··· DATA FOR THIS EXERCISE ···
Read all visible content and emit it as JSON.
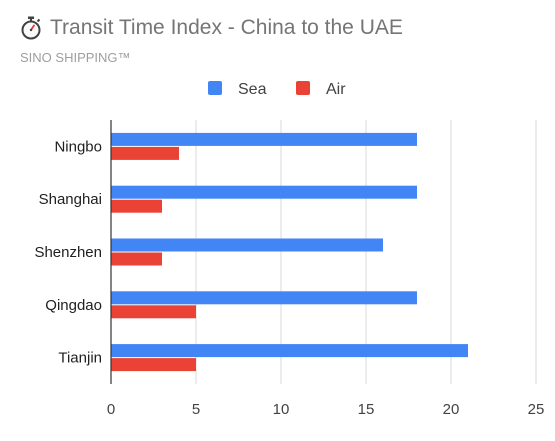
{
  "title": "Transit Time Index - China to the UAE",
  "subtitle": "SINO SHIPPING™",
  "icon": "stopwatch-icon",
  "chart_data": {
    "type": "bar",
    "orientation": "horizontal",
    "categories": [
      "Ningbo",
      "Shanghai",
      "Shenzhen",
      "Qingdao",
      "Tianjin"
    ],
    "series": [
      {
        "name": "Sea",
        "color": "#4285f4",
        "values": [
          18,
          18,
          16,
          18,
          21
        ]
      },
      {
        "name": "Air",
        "color": "#ea4335",
        "values": [
          4,
          3,
          3,
          5,
          5
        ]
      }
    ],
    "xlim": [
      0,
      25
    ],
    "xticks": [
      "0",
      "5",
      "10",
      "15",
      "20",
      "25"
    ],
    "grid": true,
    "legend": "top"
  }
}
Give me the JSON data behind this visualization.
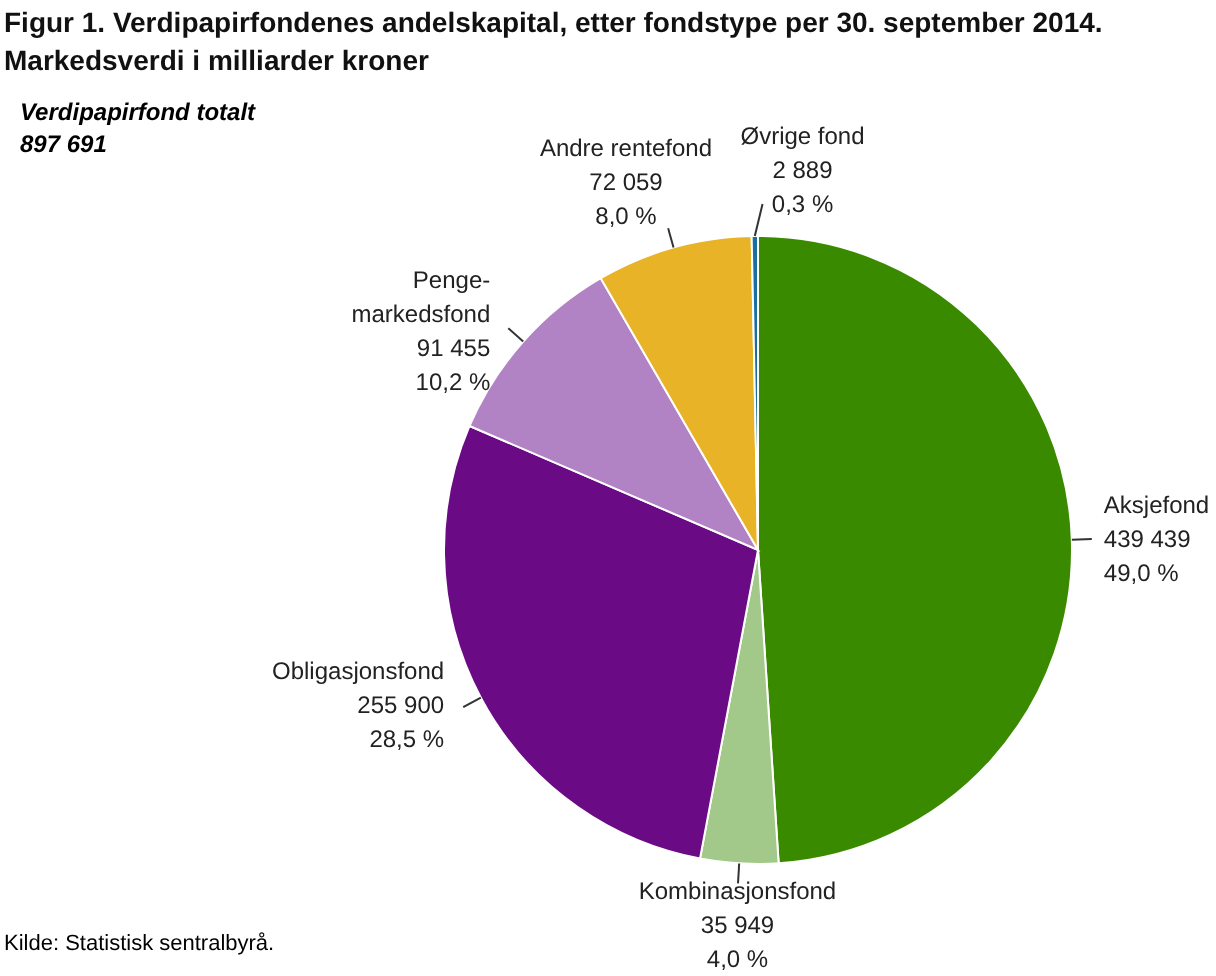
{
  "chart_data": {
    "type": "pie",
    "title": "Figur 1. Verdipapirfondenes andelskapital, etter fondstype per 30. september 2014.",
    "subtitle": "Markedsverdi i milliarder kroner",
    "categories": [
      "Aksjefond",
      "Kombinasjonsfond",
      "Obligasjonsfond",
      "Penge-\nmarkedsfond",
      "Andre rentefond",
      "Øvrige fond"
    ],
    "values": [
      439439,
      35949,
      255900,
      91455,
      72059,
      2889
    ],
    "value_labels": [
      "439 439\n49,0 %",
      "35 949\n4,0 %",
      "255 900\n28,5 %",
      "91 455\n10,2 %",
      "72 059\n8,0 %",
      "2 889\n0,3 %"
    ],
    "colors": [
      "#3a8a00",
      "#a3c98a",
      "#6a0a84",
      "#b283c4",
      "#e8b326",
      "#1a6fa0"
    ],
    "annotations": [
      "Verdipapirfond totalt\n897 691",
      "Kilde: Statistisk sentralbyrå."
    ],
    "legend": false
  }
}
···
• [CHALLENGE]:
Give the count of lines in the records that contain "JSON", and no other text.

• [RESULT OF THE TASK]:
2